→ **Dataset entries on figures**
>> BEGIN

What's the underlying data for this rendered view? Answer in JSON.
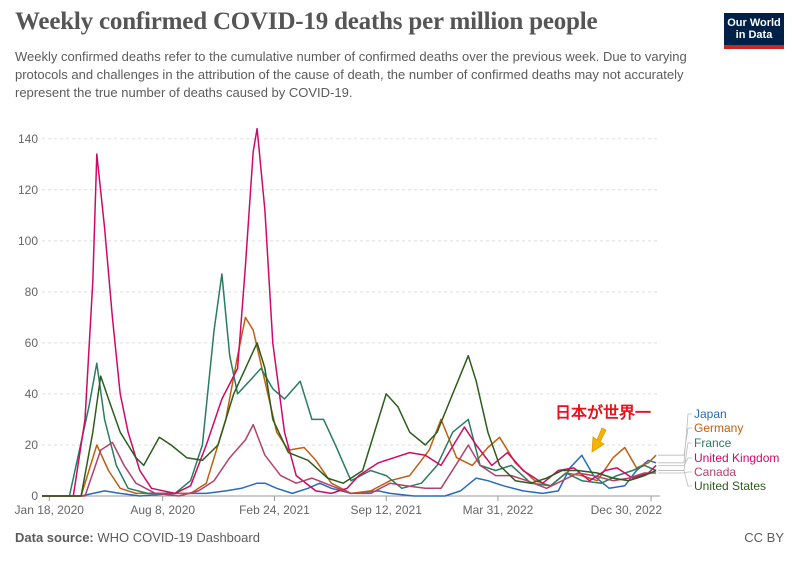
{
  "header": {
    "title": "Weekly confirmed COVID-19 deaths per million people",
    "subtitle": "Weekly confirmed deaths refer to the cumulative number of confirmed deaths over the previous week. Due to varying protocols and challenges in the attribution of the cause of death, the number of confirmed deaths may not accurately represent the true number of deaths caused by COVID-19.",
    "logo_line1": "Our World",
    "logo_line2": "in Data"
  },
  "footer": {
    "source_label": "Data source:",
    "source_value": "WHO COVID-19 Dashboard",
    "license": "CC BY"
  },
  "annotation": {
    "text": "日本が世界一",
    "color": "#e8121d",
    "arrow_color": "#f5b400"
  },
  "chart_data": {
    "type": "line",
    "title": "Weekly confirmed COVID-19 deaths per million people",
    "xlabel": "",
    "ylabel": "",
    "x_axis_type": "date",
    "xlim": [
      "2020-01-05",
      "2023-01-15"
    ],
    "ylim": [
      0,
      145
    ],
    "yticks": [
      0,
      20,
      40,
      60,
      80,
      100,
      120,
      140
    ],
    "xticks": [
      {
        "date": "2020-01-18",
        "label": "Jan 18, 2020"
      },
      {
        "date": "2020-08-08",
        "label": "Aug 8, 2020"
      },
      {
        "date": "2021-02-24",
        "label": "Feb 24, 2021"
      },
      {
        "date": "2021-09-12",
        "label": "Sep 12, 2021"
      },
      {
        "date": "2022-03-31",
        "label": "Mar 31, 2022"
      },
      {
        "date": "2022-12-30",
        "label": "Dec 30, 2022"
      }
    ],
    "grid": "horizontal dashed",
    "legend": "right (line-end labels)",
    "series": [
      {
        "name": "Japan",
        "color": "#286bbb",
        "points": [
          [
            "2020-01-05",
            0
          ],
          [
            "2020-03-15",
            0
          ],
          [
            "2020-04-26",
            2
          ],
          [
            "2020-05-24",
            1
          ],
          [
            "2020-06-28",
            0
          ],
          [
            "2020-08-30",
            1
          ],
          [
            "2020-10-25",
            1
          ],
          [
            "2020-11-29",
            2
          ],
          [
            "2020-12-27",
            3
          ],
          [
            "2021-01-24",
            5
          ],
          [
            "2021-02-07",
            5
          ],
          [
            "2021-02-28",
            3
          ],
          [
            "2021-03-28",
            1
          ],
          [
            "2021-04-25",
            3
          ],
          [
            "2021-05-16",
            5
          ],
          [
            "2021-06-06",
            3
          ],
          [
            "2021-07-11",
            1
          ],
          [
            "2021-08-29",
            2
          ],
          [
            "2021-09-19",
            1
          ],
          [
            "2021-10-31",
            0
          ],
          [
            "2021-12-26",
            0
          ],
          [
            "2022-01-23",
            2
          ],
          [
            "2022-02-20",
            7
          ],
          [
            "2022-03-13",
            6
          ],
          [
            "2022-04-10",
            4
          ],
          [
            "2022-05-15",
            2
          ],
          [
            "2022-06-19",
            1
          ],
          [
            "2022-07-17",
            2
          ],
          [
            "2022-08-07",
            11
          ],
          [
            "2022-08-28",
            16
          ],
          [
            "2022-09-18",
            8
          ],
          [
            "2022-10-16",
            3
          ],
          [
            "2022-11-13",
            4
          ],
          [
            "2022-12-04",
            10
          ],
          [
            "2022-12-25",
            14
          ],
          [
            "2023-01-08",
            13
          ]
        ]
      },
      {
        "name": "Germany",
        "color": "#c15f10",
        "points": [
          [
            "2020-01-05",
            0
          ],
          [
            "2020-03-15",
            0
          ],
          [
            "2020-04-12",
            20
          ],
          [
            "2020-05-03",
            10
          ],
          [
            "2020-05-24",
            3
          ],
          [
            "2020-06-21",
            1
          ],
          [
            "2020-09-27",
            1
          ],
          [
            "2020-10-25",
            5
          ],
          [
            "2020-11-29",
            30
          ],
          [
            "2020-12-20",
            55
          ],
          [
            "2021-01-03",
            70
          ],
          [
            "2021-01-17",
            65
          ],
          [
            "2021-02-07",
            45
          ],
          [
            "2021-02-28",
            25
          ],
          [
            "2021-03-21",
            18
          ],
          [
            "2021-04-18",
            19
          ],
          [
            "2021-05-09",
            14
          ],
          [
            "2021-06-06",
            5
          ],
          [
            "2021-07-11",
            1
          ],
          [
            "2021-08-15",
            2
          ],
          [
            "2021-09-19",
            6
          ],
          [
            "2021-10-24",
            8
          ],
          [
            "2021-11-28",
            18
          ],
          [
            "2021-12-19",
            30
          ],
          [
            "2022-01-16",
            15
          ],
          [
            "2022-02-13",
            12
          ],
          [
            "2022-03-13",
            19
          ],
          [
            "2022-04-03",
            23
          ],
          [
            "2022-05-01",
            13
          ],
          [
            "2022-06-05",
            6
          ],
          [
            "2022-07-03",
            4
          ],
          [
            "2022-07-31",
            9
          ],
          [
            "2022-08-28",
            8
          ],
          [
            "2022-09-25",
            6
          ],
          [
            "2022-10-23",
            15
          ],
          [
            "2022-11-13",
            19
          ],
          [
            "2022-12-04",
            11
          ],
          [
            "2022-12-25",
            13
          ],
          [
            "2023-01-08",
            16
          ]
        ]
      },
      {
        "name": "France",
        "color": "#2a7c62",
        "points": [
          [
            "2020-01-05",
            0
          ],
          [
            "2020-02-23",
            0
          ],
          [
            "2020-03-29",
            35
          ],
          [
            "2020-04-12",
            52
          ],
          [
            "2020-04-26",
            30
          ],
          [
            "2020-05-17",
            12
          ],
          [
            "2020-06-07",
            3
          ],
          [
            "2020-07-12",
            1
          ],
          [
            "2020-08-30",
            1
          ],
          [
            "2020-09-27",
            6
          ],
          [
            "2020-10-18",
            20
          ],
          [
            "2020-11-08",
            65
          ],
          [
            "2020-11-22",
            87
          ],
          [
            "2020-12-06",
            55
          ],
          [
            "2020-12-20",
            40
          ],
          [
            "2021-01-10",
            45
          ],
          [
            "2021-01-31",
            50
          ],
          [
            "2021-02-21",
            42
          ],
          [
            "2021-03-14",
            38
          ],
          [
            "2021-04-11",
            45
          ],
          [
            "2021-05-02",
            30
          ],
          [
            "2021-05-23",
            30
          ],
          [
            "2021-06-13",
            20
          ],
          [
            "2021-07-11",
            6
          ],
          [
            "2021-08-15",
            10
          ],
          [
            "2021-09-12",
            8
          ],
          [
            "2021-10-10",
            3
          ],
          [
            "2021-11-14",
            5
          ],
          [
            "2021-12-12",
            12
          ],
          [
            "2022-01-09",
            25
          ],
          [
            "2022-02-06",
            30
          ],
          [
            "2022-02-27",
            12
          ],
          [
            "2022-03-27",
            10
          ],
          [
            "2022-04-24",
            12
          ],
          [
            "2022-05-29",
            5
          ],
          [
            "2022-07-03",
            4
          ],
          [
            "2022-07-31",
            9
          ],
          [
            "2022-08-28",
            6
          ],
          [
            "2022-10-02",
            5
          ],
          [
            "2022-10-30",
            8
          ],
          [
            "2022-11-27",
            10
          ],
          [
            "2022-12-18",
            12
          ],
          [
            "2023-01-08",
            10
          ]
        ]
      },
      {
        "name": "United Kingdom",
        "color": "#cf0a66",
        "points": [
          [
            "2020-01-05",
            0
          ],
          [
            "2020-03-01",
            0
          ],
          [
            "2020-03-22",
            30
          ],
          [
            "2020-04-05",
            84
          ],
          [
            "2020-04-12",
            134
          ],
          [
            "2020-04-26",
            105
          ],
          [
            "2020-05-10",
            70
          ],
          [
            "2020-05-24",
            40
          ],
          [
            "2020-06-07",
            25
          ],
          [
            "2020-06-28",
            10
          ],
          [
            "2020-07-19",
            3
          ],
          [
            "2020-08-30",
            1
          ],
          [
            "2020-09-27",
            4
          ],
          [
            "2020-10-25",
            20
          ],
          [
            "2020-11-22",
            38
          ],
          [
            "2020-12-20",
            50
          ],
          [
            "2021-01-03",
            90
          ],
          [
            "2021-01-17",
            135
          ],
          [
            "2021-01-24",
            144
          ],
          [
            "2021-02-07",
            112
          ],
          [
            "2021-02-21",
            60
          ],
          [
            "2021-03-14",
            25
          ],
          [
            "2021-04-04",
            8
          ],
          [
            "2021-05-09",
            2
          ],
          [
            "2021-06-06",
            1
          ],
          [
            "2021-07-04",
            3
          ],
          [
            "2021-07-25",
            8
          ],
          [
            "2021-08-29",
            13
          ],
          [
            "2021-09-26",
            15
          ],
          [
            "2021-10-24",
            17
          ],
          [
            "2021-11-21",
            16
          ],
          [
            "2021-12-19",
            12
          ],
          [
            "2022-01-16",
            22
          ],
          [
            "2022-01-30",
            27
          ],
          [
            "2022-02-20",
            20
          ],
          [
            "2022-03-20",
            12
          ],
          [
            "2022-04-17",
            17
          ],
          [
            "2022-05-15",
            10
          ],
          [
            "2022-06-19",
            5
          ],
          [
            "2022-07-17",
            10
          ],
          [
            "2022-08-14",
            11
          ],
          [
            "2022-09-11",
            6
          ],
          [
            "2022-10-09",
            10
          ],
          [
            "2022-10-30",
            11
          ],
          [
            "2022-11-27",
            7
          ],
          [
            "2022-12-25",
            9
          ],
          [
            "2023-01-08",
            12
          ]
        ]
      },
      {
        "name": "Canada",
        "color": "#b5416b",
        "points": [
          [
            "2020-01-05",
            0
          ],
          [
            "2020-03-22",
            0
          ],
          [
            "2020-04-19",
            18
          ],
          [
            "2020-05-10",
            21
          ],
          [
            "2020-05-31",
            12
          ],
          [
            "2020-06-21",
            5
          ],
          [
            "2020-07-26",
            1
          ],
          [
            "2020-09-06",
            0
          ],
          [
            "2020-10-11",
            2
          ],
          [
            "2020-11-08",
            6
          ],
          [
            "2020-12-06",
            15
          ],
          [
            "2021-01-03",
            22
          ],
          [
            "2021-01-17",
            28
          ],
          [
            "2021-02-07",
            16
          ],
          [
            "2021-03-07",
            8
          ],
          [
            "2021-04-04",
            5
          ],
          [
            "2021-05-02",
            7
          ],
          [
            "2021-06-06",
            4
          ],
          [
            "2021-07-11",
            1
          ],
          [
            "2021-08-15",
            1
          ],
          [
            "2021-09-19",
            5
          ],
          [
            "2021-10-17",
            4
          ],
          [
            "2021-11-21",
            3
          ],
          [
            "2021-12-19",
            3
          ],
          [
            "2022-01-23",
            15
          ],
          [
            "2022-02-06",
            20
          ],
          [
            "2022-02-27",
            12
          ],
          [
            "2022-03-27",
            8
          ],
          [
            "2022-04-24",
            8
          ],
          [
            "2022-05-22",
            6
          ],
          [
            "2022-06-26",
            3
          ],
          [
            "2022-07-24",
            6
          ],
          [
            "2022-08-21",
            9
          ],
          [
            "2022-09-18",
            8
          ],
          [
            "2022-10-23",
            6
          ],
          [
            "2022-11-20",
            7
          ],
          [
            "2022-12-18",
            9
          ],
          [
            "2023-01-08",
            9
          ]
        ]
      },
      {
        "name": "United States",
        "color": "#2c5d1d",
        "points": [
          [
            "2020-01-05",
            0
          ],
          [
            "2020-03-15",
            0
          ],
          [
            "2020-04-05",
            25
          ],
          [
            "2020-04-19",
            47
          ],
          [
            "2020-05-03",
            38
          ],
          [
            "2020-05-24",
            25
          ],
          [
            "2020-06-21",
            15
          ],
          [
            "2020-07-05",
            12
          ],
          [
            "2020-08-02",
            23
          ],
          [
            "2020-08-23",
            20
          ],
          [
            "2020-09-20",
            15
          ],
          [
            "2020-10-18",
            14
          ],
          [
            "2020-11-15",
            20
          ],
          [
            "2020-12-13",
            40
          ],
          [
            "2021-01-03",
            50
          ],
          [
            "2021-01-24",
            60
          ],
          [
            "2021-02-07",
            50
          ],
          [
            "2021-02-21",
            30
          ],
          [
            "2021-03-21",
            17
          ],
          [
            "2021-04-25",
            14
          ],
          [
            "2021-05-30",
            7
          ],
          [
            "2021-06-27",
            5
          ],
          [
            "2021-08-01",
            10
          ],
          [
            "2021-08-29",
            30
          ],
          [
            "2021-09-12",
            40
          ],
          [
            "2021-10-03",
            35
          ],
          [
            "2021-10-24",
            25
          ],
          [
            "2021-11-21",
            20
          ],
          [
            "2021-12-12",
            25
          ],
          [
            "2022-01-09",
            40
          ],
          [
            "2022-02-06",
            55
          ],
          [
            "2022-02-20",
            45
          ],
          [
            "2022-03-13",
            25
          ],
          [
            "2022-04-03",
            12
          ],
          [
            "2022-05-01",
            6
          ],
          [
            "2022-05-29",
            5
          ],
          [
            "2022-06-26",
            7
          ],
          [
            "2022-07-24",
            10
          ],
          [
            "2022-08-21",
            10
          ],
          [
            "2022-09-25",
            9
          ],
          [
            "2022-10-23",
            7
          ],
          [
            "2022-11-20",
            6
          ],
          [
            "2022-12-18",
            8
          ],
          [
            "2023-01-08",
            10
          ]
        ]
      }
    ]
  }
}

>> END
>> BEGIN

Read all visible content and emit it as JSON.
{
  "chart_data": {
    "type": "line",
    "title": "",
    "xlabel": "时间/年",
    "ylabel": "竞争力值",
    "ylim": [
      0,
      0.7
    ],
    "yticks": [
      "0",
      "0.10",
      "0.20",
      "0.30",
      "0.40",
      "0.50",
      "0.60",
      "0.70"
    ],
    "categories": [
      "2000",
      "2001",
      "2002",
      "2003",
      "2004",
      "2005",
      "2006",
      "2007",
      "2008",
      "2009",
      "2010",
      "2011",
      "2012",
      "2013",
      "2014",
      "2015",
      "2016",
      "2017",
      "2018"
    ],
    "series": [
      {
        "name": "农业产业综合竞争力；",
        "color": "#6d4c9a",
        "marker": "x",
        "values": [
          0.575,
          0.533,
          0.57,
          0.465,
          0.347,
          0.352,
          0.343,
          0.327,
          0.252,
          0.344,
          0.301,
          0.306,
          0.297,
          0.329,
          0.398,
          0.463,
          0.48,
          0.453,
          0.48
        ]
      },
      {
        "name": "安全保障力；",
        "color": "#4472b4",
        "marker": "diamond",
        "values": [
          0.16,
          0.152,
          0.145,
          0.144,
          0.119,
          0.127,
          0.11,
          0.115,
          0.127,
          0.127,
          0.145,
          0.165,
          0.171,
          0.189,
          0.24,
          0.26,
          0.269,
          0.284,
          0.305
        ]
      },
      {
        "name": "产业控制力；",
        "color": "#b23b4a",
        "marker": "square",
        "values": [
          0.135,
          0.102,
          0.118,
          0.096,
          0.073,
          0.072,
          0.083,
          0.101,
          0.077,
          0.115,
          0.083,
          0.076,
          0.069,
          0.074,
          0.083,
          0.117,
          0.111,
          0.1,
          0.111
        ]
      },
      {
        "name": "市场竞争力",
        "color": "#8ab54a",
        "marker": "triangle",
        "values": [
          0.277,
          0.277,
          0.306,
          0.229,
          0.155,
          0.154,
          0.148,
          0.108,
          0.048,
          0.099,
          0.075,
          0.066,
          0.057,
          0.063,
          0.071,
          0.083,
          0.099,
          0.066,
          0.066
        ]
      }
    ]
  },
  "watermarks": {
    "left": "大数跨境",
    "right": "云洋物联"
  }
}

>> END

→ **TASK PROMPT**
Identify how many lines in the entries above contain the word "name" and provide only that figure.

→ **REPLY**
10